An exact copy of the records is required, minus the pictures they hold.

··· Material

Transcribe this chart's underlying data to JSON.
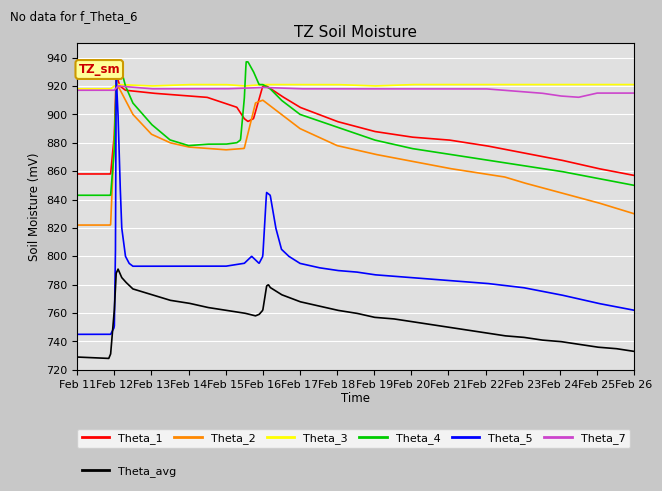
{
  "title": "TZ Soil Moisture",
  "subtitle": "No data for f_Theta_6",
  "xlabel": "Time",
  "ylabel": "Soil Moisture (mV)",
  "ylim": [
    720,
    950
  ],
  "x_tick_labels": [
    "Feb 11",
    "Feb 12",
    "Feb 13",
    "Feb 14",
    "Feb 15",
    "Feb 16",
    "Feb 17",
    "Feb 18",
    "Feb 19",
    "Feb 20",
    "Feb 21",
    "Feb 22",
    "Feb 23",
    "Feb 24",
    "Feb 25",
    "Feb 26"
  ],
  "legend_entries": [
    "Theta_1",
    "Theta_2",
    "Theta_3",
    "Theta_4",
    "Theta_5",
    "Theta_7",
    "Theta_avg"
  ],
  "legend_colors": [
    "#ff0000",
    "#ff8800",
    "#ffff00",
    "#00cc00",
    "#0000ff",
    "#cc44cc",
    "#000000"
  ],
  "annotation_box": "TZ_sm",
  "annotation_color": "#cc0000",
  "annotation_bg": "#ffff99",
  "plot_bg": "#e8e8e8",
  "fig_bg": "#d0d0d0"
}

······

__Response to this exercise__.
Transcribe this chart's underlying data to JSON.
{
  "title": "TZ Soil Moisture",
  "subtitle": "No data for f_Theta_6",
  "xlabel": "Time",
  "ylabel": "Soil Moisture (mV)",
  "ylim": [
    720,
    950
  ],
  "x_tick_labels": [
    "Feb 11",
    "Feb 12",
    "Feb 13",
    "Feb 14",
    "Feb 15",
    "Feb 16",
    "Feb 17",
    "Feb 18",
    "Feb 19",
    "Feb 20",
    "Feb 21",
    "Feb 22",
    "Feb 23",
    "Feb 24",
    "Feb 25",
    "Feb 26"
  ],
  "legend_entries": [
    "Theta_1",
    "Theta_2",
    "Theta_3",
    "Theta_4",
    "Theta_5",
    "Theta_7",
    "Theta_avg"
  ],
  "legend_colors": [
    "#ff0000",
    "#ff8800",
    "#ffff00",
    "#00cc00",
    "#0000ff",
    "#cc44cc",
    "#000000"
  ],
  "annotation_box": "TZ_sm",
  "annotation_color": "#cc0000",
  "annotation_bg": "#ffff99",
  "plot_bg": "#e8e8e8",
  "fig_bg": "#d0d0d0"
}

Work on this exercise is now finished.